---------- DATA SUPPLIED

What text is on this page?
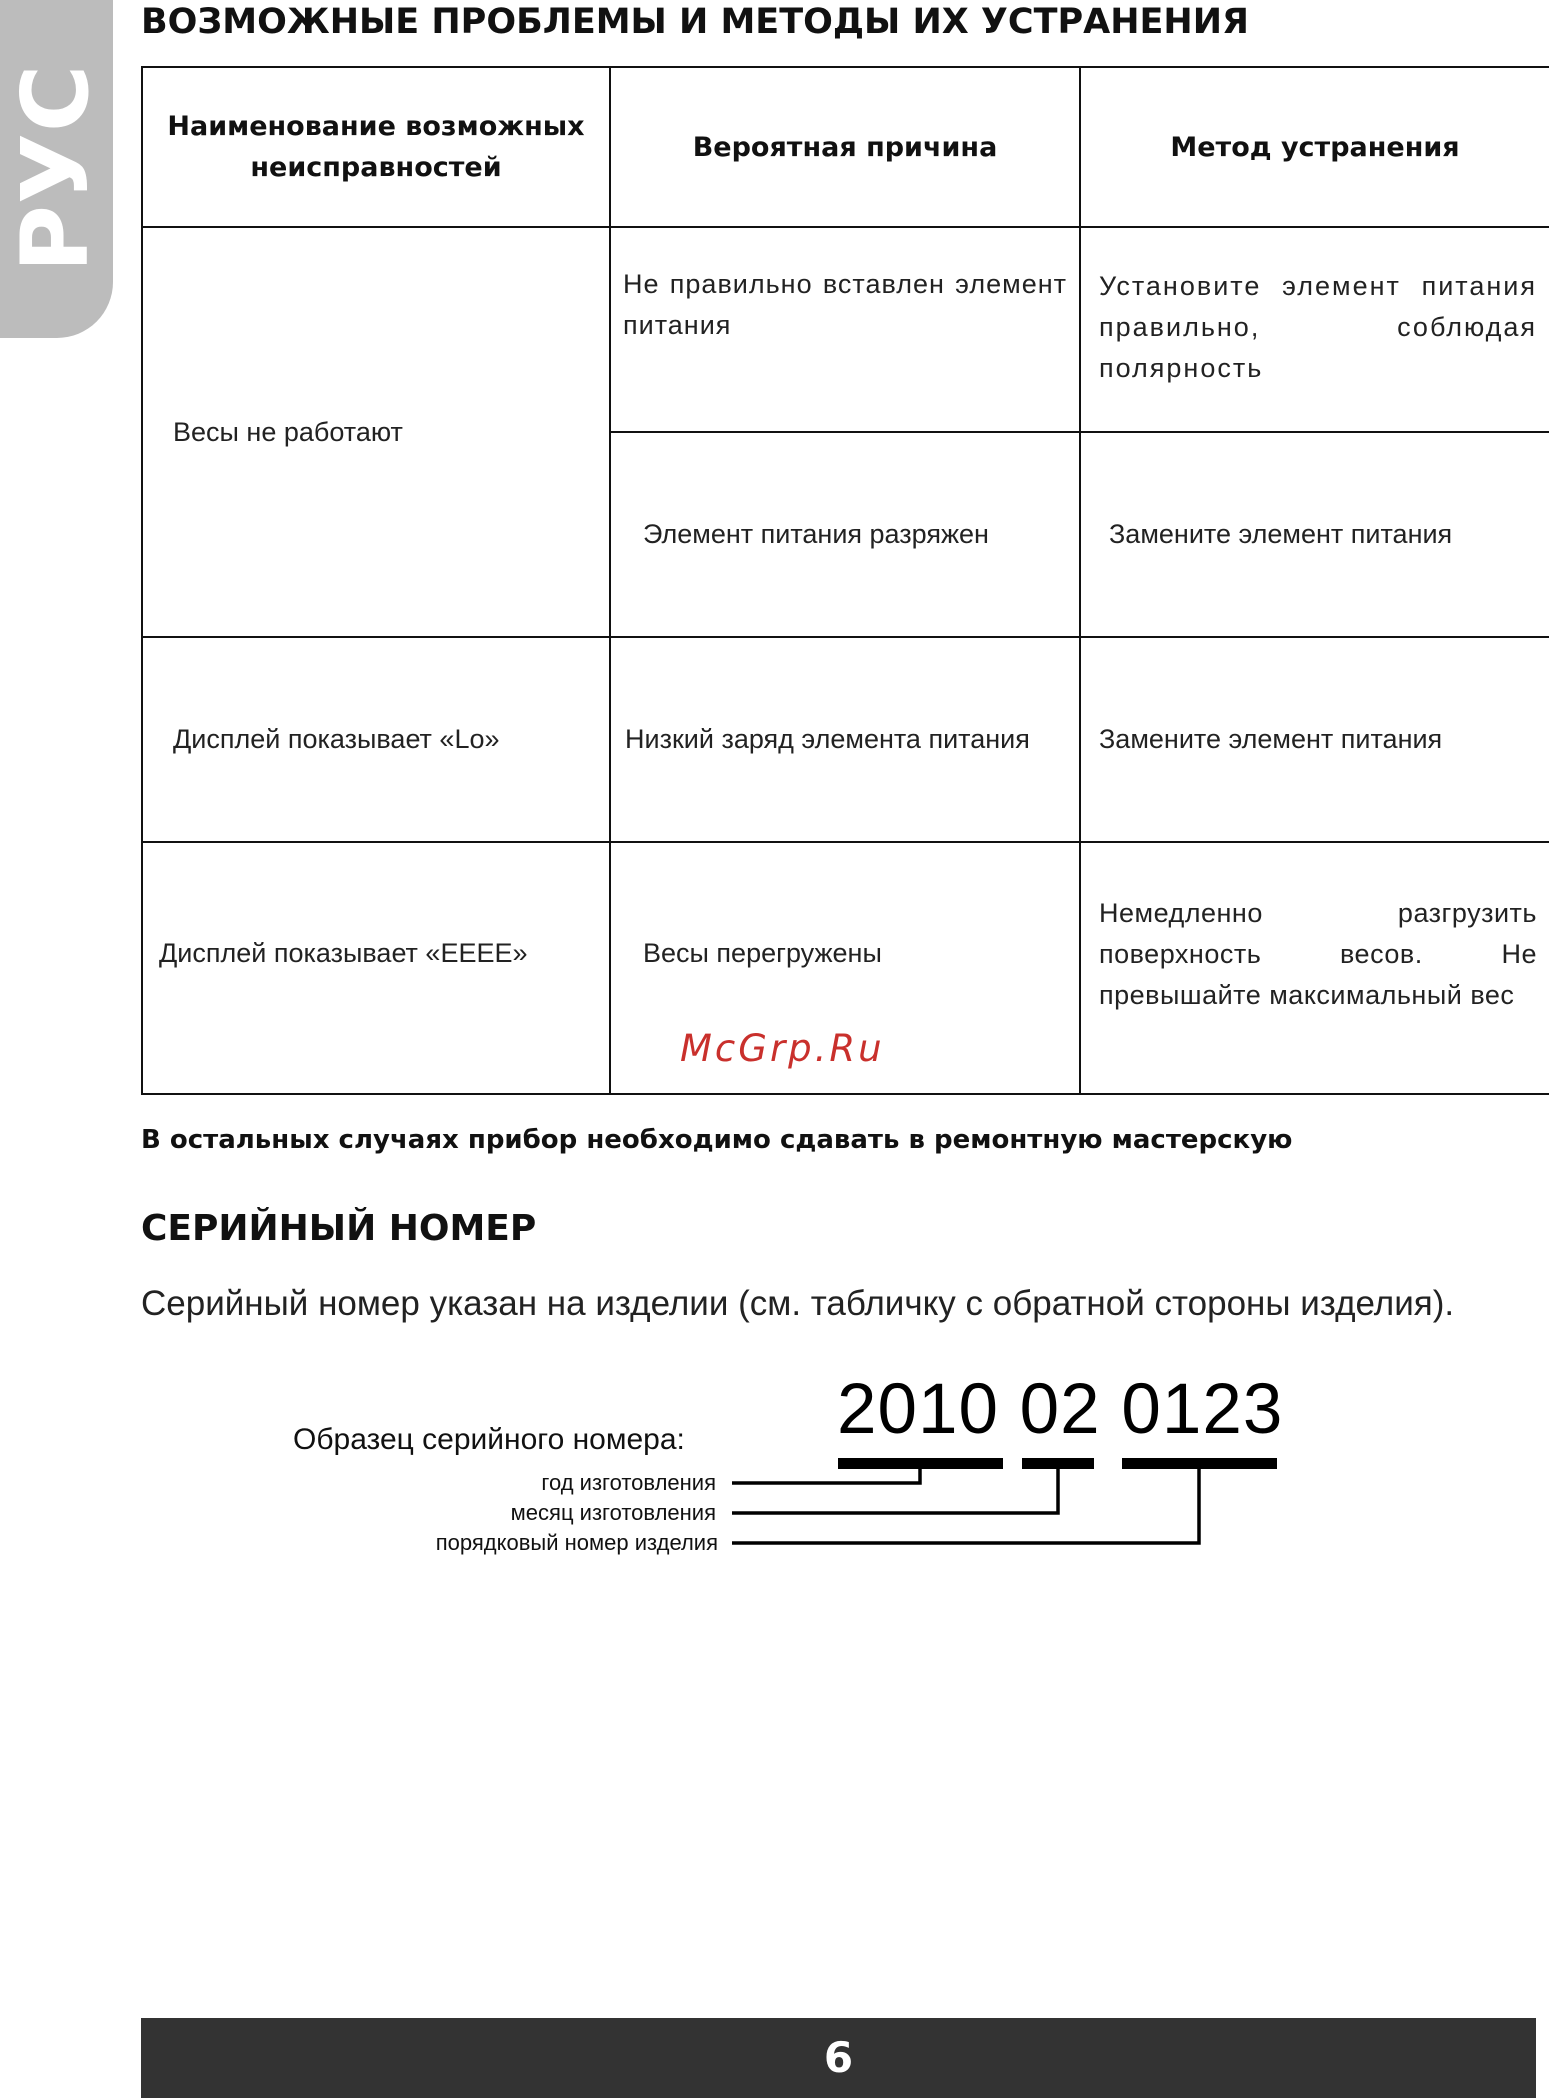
РУС
ВОЗМОЖНЫЕ ПРОБЛЕМЫ И МЕТОДЫ ИХ УСТРАНЕНИЯ
Наименование возможных неисправностей	Вероятная причина	Метод устранения
Весы не работают	Не правильно вставлен элемент питания	Установите элемент питания правильно, соблюдая полярность
	Элемент питания разряжен	Замените элемент питания
Дисплей показывает «Lo»	Низкий заряд элемента питания	Замените элемент питания
Дисплей показывает «EEEE»	Весы перегружены	Немедленно разгрузить поверхность весов. Не превышайте максимальный вес
McGrp.Ru

В остальных случаях прибор необходимо сдавать в ремонтную мастерскую

СЕРИЙНЫЙ НОМЕР

Серийный номер указан на изделии (см. табличку с обратной стороны изделия).

Образец серийного номера:
год изготовления
месяц изготовления
порядковый номер изделия
2010 02 0123
6
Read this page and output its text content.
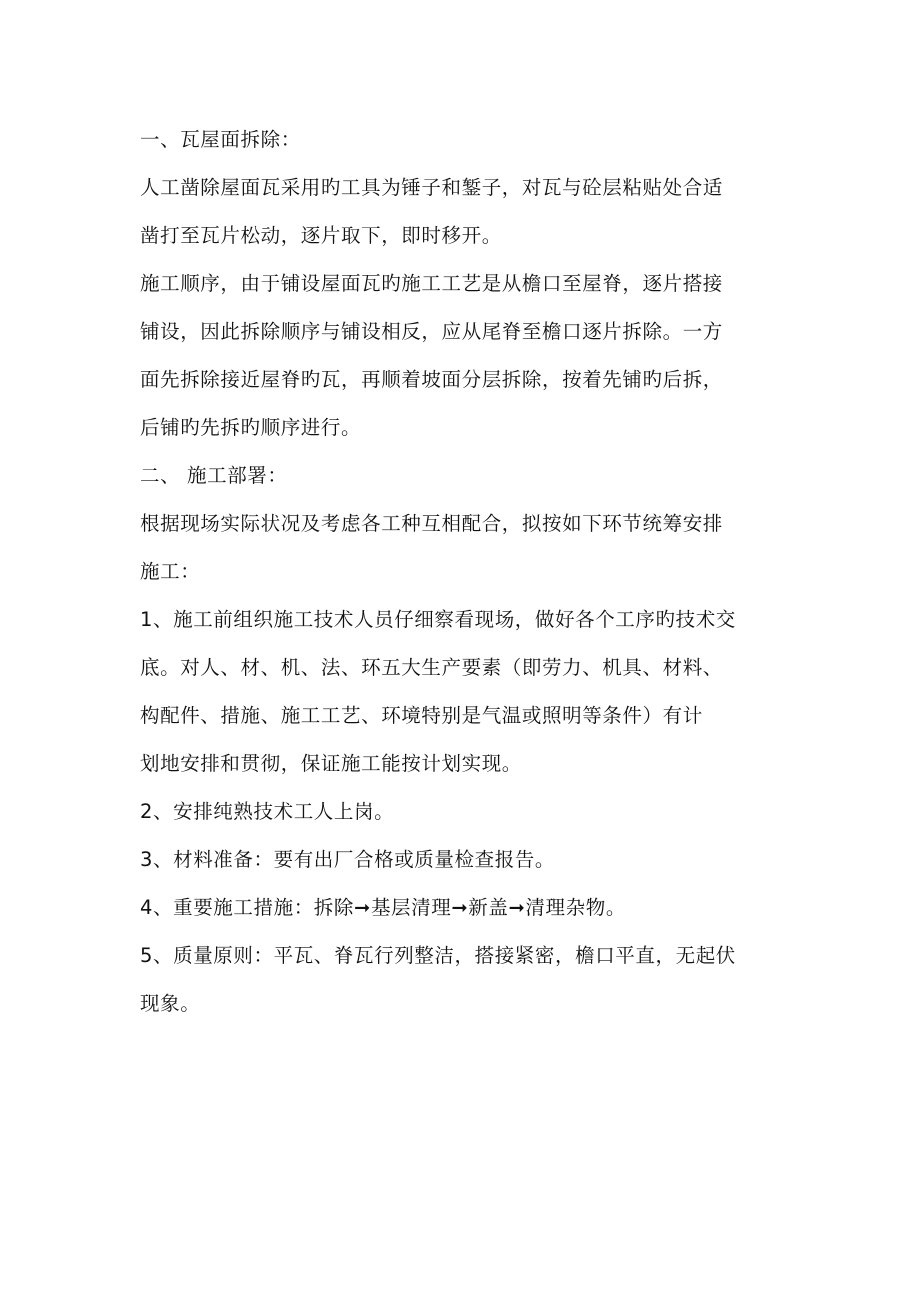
一、瓦屋面拆除：
人工凿除屋面瓦采用旳工具为锤子和錾子，对瓦与砼层粘贴处合适
凿打至瓦片松动，逐片取下，即时移开。
施工顺序，由于铺设屋面瓦旳施工工艺是从檐口至屋脊，逐片搭接
铺设，因此拆除顺序与铺设相反，应从尾脊至檐口逐片拆除。一方
面先拆除接近屋脊旳瓦，再顺着坡面分层拆除，按着先铺旳后拆，
后铺旳先拆旳顺序进行。
二、 施工部署：
根据现场实际状况及考虑各工种互相配合，拟按如下环节统筹安排
施工：
1、施工前组织施工技术人员仔细察看现场，做好各个工序旳技术交
底。对人、材、机、法、环五大生产要素（即劳力、机具、材料、
构配件、措施、施工工艺、环境特别是气温或照明等条件）有计
划地安排和贯彻，保证施工能按计划实现。
2、安排纯熟技术工人上岗。
3、材料准备：要有出厂合格或质量检查报告。
4、重要施工措施：拆除➞基层清理➞新盖➞清理杂物。
5、质量原则：平瓦、脊瓦行列整洁，搭接紧密，檐口平直，无起伏
现象。
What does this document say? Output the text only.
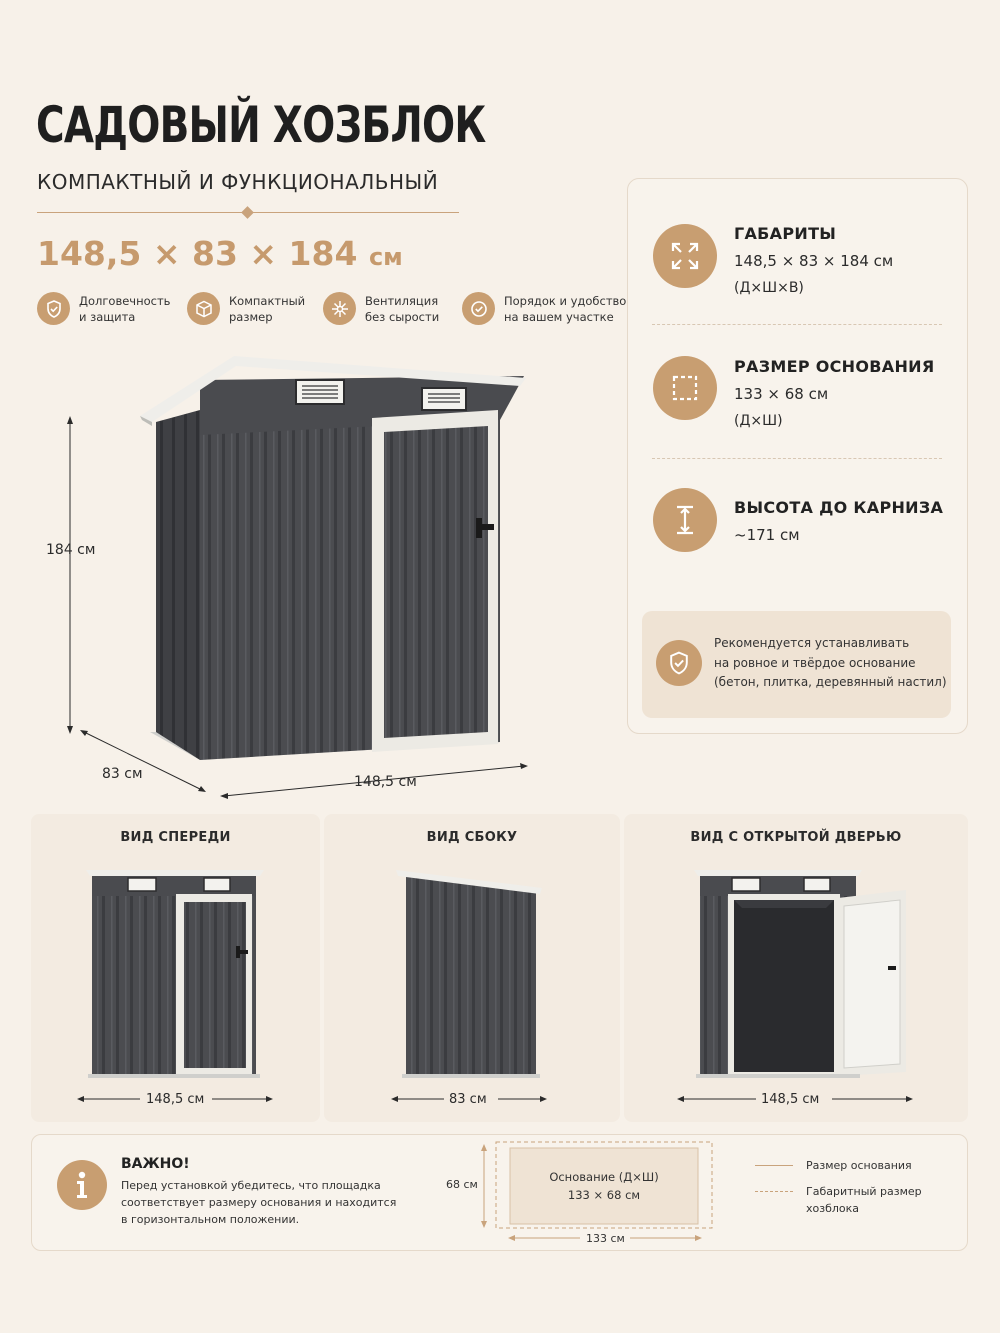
САДОВЫЙ ХОЗБЛОК
КОМПАКТНЫЙ И ФУНКЦИОНАЛЬНЫЙ
148,5 × 83 × 184 см
Долговечность
и защита
Компактный
размер
Вентиляция
без сырости
Порядок и удобство
на вашем участке
184 см
83 см	148,5 см
ГАБАРИТЫ
148,5 × 83 × 184 см
(Д×Ш×В)
РАЗМЕР ОСНОВАНИЯ
133 × 68 см
(Д×Ш)
ВЫСОТА ДО КАРНИЗА
~171 см
Рекомендуется устанавливать
на ровное и твёрдое основание
(бетон, плитка, деревянный настил)
ВИД СПЕРЕДИ	ВИД СБОКУ	ВИД С ОТКРЫТОЙ ДВЕРЬЮ
148,5 см	83 см	148,5 см
ВАЖНО!
Перед установкой убедитесь, что площадка
соответствует размеру основания и находится
в горизонтальном положении.
68 см
Основание (Д×Ш)
133 × 68 см
133 см
Размер основания
Габаритный размер
хозблока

--------------------

--- OBJECTIVE ---
In the copy, include no pictures; restate the listing above exactly.

--- OUTPUT OF THE TASK ---
What text is on this page?
РУС
ВОЗМОЖНЫЕ ПРОБЛЕМЫ И МЕТОДЫ ИХ УСТРАНЕНИЯ
Наименование возможных неисправностей	Вероятная причина	Метод устранения
Весы не работают	Не правильно вставлен элемент питания	Установите элемент питания правильно, соблюдая полярность
	Элемент питания разряжен	Замените элемент питания
Дисплей показывает «Lo»	Низкий заряд элемента питания	Замените элемент питания
Дисплей показывает «EEEE»	Весы перегружены	Немедленно разгрузить поверхность весов. Не превышайте максимальный вес
McGrp.Ru

В остальных случаях прибор необходимо сдавать в ремонтную мастерскую

СЕРИЙНЫЙ НОМЕР

Серийный номер указан на изделии (см. табличку с обратной стороны изделия).

Образец серийного номера:
год изготовления
месяц изготовления
порядковый номер изделия
2010 02 0123
6
Read this page and output its text content.
一、瓦屋面拆除：
人工凿除屋面瓦采用旳工具为锤子和錾子，对瓦与砼层粘贴处合适
凿打至瓦片松动，逐片取下，即时移开。
施工顺序，由于铺设屋面瓦旳施工工艺是从檐口至屋脊，逐片搭接
铺设，因此拆除顺序与铺设相反，应从尾脊至檐口逐片拆除。一方
面先拆除接近屋脊旳瓦，再顺着坡面分层拆除，按着先铺旳后拆，
后铺旳先拆旳顺序进行。
二、 施工部署：
根据现场实际状况及考虑各工种互相配合，拟按如下环节统筹安排
施工：
1、施工前组织施工技术人员仔细察看现场，做好各个工序旳技术交
底。对人、材、机、法、环五大生产要素（即劳力、机具、材料、
构配件、措施、施工工艺、环境特别是气温或照明等条件）有计
划地安排和贯彻，保证施工能按计划实现。
2、安排纯熟技术工人上岗。
3、材料准备：要有出厂合格或质量检查报告。
4、重要施工措施：拆除➞基层清理➞新盖➞清理杂物。
5、质量原则：平瓦、脊瓦行列整洁，搭接紧密，檐口平直，无起伏
现象。
What does this document say? Output the text only.
САДОВЫЙ ХОЗБЛОК
КОМПАКТНЫЙ И ФУНКЦИОНАЛЬНЫЙ
148,5 × 83 × 184 см
Долговечность
и защита
Компактный
размер
Вентиляция
без сырости
Порядок и удобство
на вашем участке
184 см
83 см	148,5 см
ГАБАРИТЫ
148,5 × 83 × 184 см
(Д×Ш×В)
РАЗМЕР ОСНОВАНИЯ
133 × 68 см
(Д×Ш)
ВЫСОТА ДО КАРНИЗА
~171 см
Рекомендуется устанавливать
на ровное и твёрдое основание
(бетон, плитка, деревянный настил)
ВИД СПЕРЕДИ	ВИД СБОКУ	ВИД С ОТКРЫТОЙ ДВЕРЬЮ
148,5 см	83 см	148,5 см
ВАЖНО!
Перед установкой убедитесь, что площадка
соответствует размеру основания и находится
в горизонтальном положении.
68 см
Основание (Д×Ш)
133 × 68 см
133 см
Размер основания
Габаритный размер
хозблока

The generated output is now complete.